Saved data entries
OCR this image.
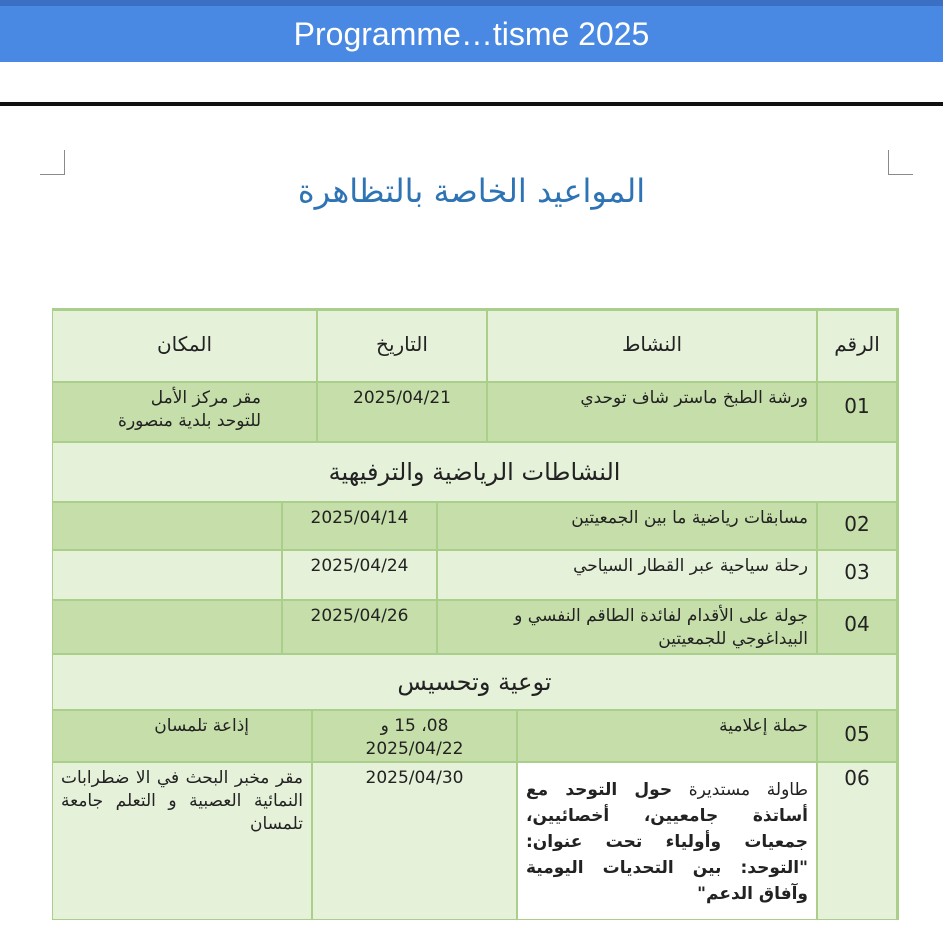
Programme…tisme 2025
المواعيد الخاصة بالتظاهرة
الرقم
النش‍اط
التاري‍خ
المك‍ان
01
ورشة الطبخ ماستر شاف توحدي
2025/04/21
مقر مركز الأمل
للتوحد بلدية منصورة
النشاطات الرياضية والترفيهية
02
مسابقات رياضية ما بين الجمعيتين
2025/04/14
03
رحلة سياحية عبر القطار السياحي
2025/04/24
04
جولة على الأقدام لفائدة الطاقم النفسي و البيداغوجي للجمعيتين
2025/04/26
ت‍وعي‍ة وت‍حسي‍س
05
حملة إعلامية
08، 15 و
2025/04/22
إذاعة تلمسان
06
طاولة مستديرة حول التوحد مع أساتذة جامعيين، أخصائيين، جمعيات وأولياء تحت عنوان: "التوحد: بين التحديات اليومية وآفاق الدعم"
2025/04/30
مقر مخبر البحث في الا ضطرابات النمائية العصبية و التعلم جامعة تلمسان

==

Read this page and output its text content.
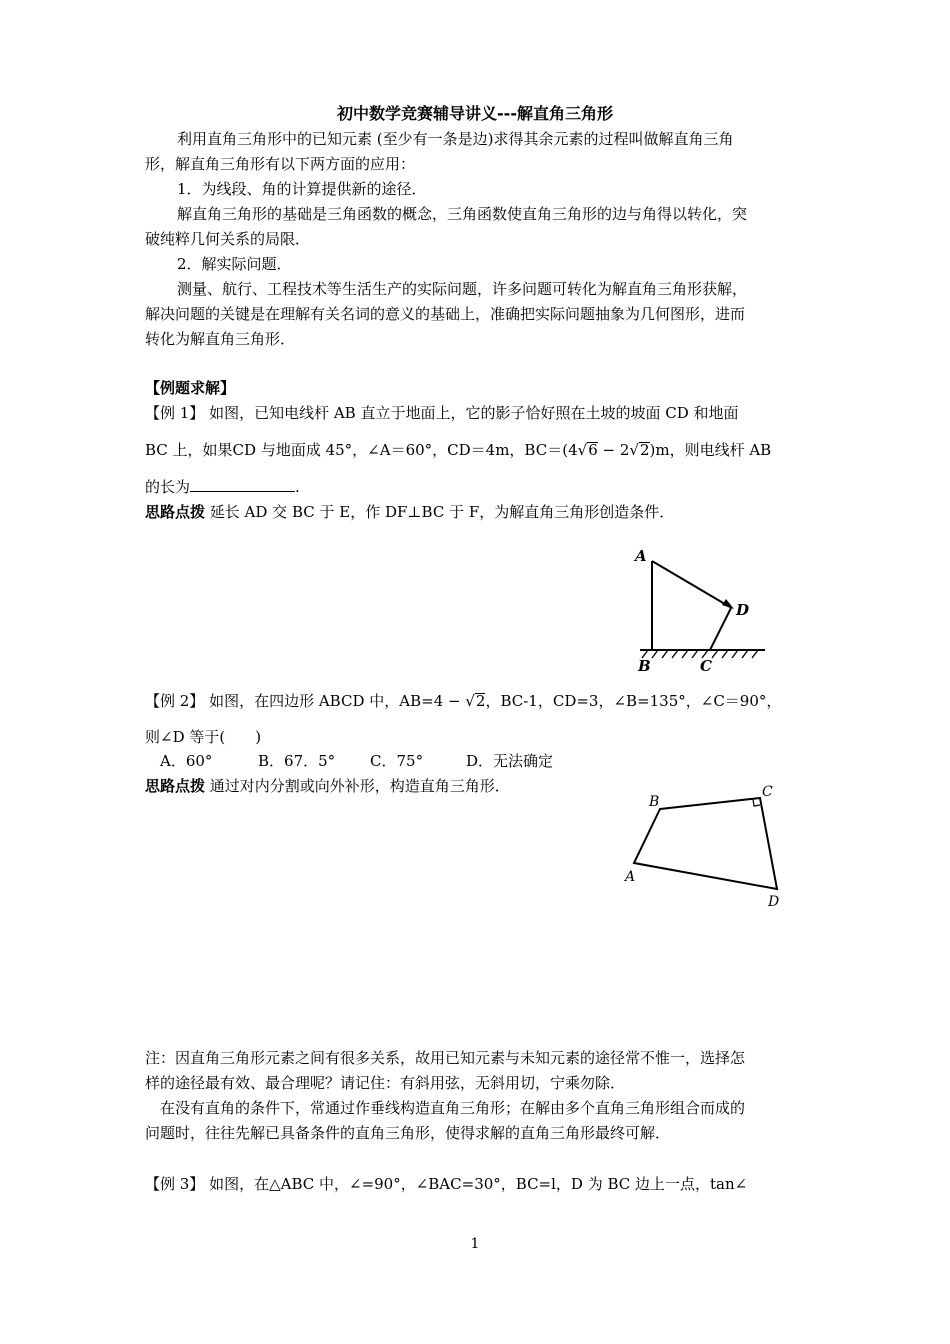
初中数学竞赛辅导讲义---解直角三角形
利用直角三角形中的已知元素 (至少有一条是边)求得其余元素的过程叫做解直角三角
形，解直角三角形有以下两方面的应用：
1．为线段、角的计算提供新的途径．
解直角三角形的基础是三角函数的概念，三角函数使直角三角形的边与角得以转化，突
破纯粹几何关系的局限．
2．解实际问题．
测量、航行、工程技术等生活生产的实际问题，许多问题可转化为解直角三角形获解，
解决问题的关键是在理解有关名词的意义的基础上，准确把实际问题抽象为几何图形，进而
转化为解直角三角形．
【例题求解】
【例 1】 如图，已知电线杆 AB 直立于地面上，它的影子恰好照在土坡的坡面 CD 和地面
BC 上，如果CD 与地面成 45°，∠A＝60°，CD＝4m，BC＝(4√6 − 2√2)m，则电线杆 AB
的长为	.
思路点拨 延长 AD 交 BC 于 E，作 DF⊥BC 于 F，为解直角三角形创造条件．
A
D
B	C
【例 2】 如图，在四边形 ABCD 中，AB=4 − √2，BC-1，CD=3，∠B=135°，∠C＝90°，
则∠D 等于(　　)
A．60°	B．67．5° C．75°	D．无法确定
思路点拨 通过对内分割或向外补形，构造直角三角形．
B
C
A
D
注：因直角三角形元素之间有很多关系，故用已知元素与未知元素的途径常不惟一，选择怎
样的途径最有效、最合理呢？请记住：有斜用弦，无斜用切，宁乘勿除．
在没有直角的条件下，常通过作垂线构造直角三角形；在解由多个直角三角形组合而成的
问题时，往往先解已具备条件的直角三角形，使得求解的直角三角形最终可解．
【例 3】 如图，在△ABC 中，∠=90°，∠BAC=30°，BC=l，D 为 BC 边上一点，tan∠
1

■ **REQUIRED TASK**
Out of the material above, select every line that holds the string "تلمسان".

■ **RESPONSE FOR THIS EXERCISE**
إذاعة تلمسان
مقر مخبر البحث في الا ضطرابات النمائية العصبية و التعلم جامعة تلمسان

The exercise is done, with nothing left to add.